--- Given data ---

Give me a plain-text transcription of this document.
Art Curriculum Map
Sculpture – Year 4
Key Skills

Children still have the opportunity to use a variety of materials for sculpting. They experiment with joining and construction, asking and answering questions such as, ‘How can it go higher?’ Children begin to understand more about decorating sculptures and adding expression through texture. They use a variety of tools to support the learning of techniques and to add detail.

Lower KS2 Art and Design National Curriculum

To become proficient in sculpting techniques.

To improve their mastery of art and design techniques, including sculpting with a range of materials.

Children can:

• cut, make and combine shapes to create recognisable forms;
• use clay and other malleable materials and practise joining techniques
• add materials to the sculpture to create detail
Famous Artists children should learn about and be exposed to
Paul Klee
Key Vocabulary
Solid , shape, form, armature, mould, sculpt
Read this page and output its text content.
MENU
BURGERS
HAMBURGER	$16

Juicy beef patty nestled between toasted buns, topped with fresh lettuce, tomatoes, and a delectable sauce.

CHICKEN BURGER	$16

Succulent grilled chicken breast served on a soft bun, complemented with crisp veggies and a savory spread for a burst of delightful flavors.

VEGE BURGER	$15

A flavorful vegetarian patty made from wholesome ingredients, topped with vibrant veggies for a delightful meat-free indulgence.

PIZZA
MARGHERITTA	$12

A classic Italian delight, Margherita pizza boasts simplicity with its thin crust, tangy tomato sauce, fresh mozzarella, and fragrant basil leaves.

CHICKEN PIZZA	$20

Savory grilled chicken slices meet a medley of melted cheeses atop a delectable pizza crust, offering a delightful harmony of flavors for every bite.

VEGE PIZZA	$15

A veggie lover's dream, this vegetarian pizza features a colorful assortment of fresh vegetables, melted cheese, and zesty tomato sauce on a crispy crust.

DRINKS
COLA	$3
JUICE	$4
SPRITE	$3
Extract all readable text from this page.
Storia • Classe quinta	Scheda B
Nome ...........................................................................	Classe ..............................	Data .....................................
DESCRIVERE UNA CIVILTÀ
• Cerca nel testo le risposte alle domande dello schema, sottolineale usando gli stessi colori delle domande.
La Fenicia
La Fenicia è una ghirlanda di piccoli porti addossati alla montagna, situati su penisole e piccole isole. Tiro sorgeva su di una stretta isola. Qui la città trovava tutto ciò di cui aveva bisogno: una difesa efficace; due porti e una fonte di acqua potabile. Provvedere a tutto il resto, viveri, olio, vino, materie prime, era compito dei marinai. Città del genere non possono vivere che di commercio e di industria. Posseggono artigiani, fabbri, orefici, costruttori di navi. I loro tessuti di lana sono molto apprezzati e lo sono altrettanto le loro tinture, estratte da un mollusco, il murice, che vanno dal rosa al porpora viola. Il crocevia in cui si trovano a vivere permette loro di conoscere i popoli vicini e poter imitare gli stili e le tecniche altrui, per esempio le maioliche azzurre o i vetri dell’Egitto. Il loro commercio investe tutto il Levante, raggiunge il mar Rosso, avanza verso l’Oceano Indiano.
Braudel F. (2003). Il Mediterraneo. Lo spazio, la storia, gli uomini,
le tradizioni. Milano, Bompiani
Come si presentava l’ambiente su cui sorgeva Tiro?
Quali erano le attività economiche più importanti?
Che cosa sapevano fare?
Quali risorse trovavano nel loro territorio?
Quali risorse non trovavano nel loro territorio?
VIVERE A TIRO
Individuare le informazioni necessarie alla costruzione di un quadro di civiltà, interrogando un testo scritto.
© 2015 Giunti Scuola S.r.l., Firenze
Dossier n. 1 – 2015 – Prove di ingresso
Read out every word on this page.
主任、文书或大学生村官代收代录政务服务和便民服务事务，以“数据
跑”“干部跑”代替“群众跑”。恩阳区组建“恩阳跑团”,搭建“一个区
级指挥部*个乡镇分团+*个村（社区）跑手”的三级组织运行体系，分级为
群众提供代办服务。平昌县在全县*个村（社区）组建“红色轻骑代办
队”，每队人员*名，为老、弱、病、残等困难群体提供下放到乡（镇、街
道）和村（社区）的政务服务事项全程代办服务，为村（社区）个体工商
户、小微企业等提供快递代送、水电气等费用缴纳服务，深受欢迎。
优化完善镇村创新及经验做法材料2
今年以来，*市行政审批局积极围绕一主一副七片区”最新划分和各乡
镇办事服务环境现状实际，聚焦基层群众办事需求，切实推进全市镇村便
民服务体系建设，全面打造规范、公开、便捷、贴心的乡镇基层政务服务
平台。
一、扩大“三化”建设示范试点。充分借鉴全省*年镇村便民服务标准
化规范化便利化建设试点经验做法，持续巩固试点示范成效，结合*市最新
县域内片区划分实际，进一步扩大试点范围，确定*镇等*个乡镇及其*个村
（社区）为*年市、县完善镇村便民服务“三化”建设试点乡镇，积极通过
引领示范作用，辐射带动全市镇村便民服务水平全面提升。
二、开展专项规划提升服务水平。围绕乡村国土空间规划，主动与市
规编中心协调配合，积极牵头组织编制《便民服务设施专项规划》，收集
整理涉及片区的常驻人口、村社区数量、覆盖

---

■ **What the exercise asks**: Output all of the data again. Match it exactly.

■ **Output of the task**:
Give me a plain-text transcription of this document.
Art Curriculum Map
Sculpture – Year 4
Key Skills

Children still have the opportunity to use a variety of materials for sculpting. They experiment with joining and construction, asking and answering questions such as, ‘How can it go higher?’ Children begin to understand more about decorating sculptures and adding expression through texture. They use a variety of tools to support the learning of techniques and to add detail.

Lower KS2 Art and Design National Curriculum

To become proficient in sculpting techniques.

To improve their mastery of art and design techniques, including sculpting with a range of materials.

Children can:

• cut, make and combine shapes to create recognisable forms;
• use clay and other malleable materials and practise joining techniques
• add materials to the sculpture to create detail
Famous Artists children should learn about and be exposed to
Paul Klee
Key Vocabulary
Solid , shape, form, armature, mould, sculpt
Read this page and output its text content.
MENU
BURGERS
HAMBURGER	$16

Juicy beef patty nestled between toasted buns, topped with fresh lettuce, tomatoes, and a delectable sauce.

CHICKEN BURGER	$16

Succulent grilled chicken breast served on a soft bun, complemented with crisp veggies and a savory spread for a burst of delightful flavors.

VEGE BURGER	$15

A flavorful vegetarian patty made from wholesome ingredients, topped with vibrant veggies for a delightful meat-free indulgence.

PIZZA
MARGHERITTA	$12

A classic Italian delight, Margherita pizza boasts simplicity with its thin crust, tangy tomato sauce, fresh mozzarella, and fragrant basil leaves.

CHICKEN PIZZA	$20

Savory grilled chicken slices meet a medley of melted cheeses atop a delectable pizza crust, offering a delightful harmony of flavors for every bite.

VEGE PIZZA	$15

A veggie lover's dream, this vegetarian pizza features a colorful assortment of fresh vegetables, melted cheese, and zesty tomato sauce on a crispy crust.

DRINKS
COLA	$3
JUICE	$4
SPRITE	$3
Extract all readable text from this page.
Storia • Classe quinta	Scheda B
Nome ...........................................................................	Classe ..............................	Data .....................................
DESCRIVERE UNA CIVILTÀ
• Cerca nel testo le risposte alle domande dello schema, sottolineale usando gli stessi colori delle domande.
La Fenicia
La Fenicia è una ghirlanda di piccoli porti addossati alla montagna, situati su penisole e piccole isole. Tiro sorgeva su di una stretta isola. Qui la città trovava tutto ciò di cui aveva bisogno: una difesa efficace; due porti e una fonte di acqua potabile. Provvedere a tutto il resto, viveri, olio, vino, materie prime, era compito dei marinai. Città del genere non possono vivere che di commercio e di industria. Posseggono artigiani, fabbri, orefici, costruttori di navi. I loro tessuti di lana sono molto apprezzati e lo sono altrettanto le loro tinture, estratte da un mollusco, il murice, che vanno dal rosa al porpora viola. Il crocevia in cui si trovano a vivere permette loro di conoscere i popoli vicini e poter imitare gli stili e le tecniche altrui, per esempio le maioliche azzurre o i vetri dell’Egitto. Il loro commercio investe tutto il Levante, raggiunge il mar Rosso, avanza verso l’Oceano Indiano.
Braudel F. (2003). Il Mediterraneo. Lo spazio, la storia, gli uomini,
le tradizioni. Milano, Bompiani
Come si presentava l’ambiente su cui sorgeva Tiro?
Quali erano le attività economiche più importanti?
Che cosa sapevano fare?
Quali risorse trovavano nel loro territorio?
Quali risorse non trovavano nel loro territorio?
VIVERE A TIRO
Individuare le informazioni necessarie alla costruzione di un quadro di civiltà, interrogando un testo scritto.
© 2015 Giunti Scuola S.r.l., Firenze
Dossier n. 1 – 2015 – Prove di ingresso
Read out every word on this page.
主任、文书或大学生村官代收代录政务服务和便民服务事务，以“数据
跑”“干部跑”代替“群众跑”。恩阳区组建“恩阳跑团”,搭建“一个区
级指挥部*个乡镇分团+*个村（社区）跑手”的三级组织运行体系，分级为
群众提供代办服务。平昌县在全县*个村（社区）组建“红色轻骑代办
队”，每队人员*名，为老、弱、病、残等困难群体提供下放到乡（镇、街
道）和村（社区）的政务服务事项全程代办服务，为村（社区）个体工商
户、小微企业等提供快递代送、水电气等费用缴纳服务，深受欢迎。
优化完善镇村创新及经验做法材料2
今年以来，*市行政审批局积极围绕一主一副七片区”最新划分和各乡
镇办事服务环境现状实际，聚焦基层群众办事需求，切实推进全市镇村便
民服务体系建设，全面打造规范、公开、便捷、贴心的乡镇基层政务服务
平台。
一、扩大“三化”建设示范试点。充分借鉴全省*年镇村便民服务标准
化规范化便利化建设试点经验做法，持续巩固试点示范成效，结合*市最新
县域内片区划分实际，进一步扩大试点范围，确定*镇等*个乡镇及其*个村
（社区）为*年市、县完善镇村便民服务“三化”建设试点乡镇，积极通过
引领示范作用，辐射带动全市镇村便民服务水平全面提升。
二、开展专项规划提升服务水平。围绕乡村国土空间规划，主动与市
规编中心协调配合，积极牵头组织编制《便民服务设施专项规划》，收集
整理涉及片区的常驻人口、村社区数量、覆盖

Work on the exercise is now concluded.